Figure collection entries
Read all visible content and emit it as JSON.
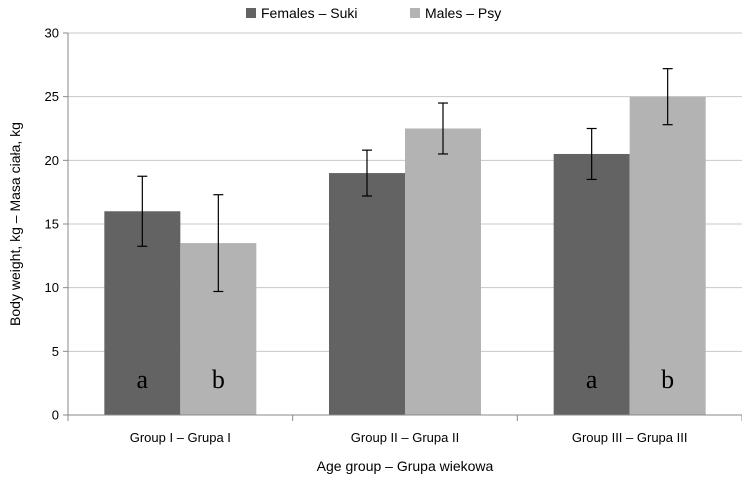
{
  "chart_data": {
    "type": "bar",
    "title": "",
    "xlabel": "Age group – Grupa wiekowa",
    "ylabel": "Body weight, kg – Masa ciała, kg",
    "categories": [
      "Group I – Grupa I",
      "Group II – Grupa II",
      "Group III – Grupa III"
    ],
    "ylim": [
      0,
      30
    ],
    "yticks": [
      "0",
      "5",
      "10",
      "15",
      "20",
      "25",
      "30"
    ],
    "grid": true,
    "legend_position": "top",
    "series": [
      {
        "name": "Females – Suki",
        "color": "#636363",
        "values": [
          16.0,
          19.0,
          20.5
        ],
        "error": [
          2.75,
          1.8,
          2.0
        ],
        "labels": [
          "a",
          "",
          "a"
        ]
      },
      {
        "name": "Males – Psy",
        "color": "#b3b3b3",
        "values": [
          13.5,
          22.5,
          25.0
        ],
        "error": [
          3.8,
          2.0,
          2.2
        ],
        "labels": [
          "b",
          "",
          "b"
        ]
      }
    ]
  }
}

### WORK TO BE COMPLETED:
Can you repeat every record above exactly, apart from the pictures?

### RESPONSE BELOW:
Read all visible content and emit it as JSON.
{
  "chart_data": {
    "type": "bar",
    "title": "",
    "xlabel": "Age group – Grupa wiekowa",
    "ylabel": "Body weight, kg – Masa ciała, kg",
    "categories": [
      "Group I – Grupa I",
      "Group II – Grupa II",
      "Group III – Grupa III"
    ],
    "ylim": [
      0,
      30
    ],
    "yticks": [
      "0",
      "5",
      "10",
      "15",
      "20",
      "25",
      "30"
    ],
    "grid": true,
    "legend_position": "top",
    "series": [
      {
        "name": "Females – Suki",
        "color": "#636363",
        "values": [
          16.0,
          19.0,
          20.5
        ],
        "error": [
          2.75,
          1.8,
          2.0
        ],
        "labels": [
          "a",
          "",
          "a"
        ]
      },
      {
        "name": "Males – Psy",
        "color": "#b3b3b3",
        "values": [
          13.5,
          22.5,
          25.0
        ],
        "error": [
          3.8,
          2.0,
          2.2
        ],
        "labels": [
          "b",
          "",
          "b"
        ]
      }
    ]
  }
}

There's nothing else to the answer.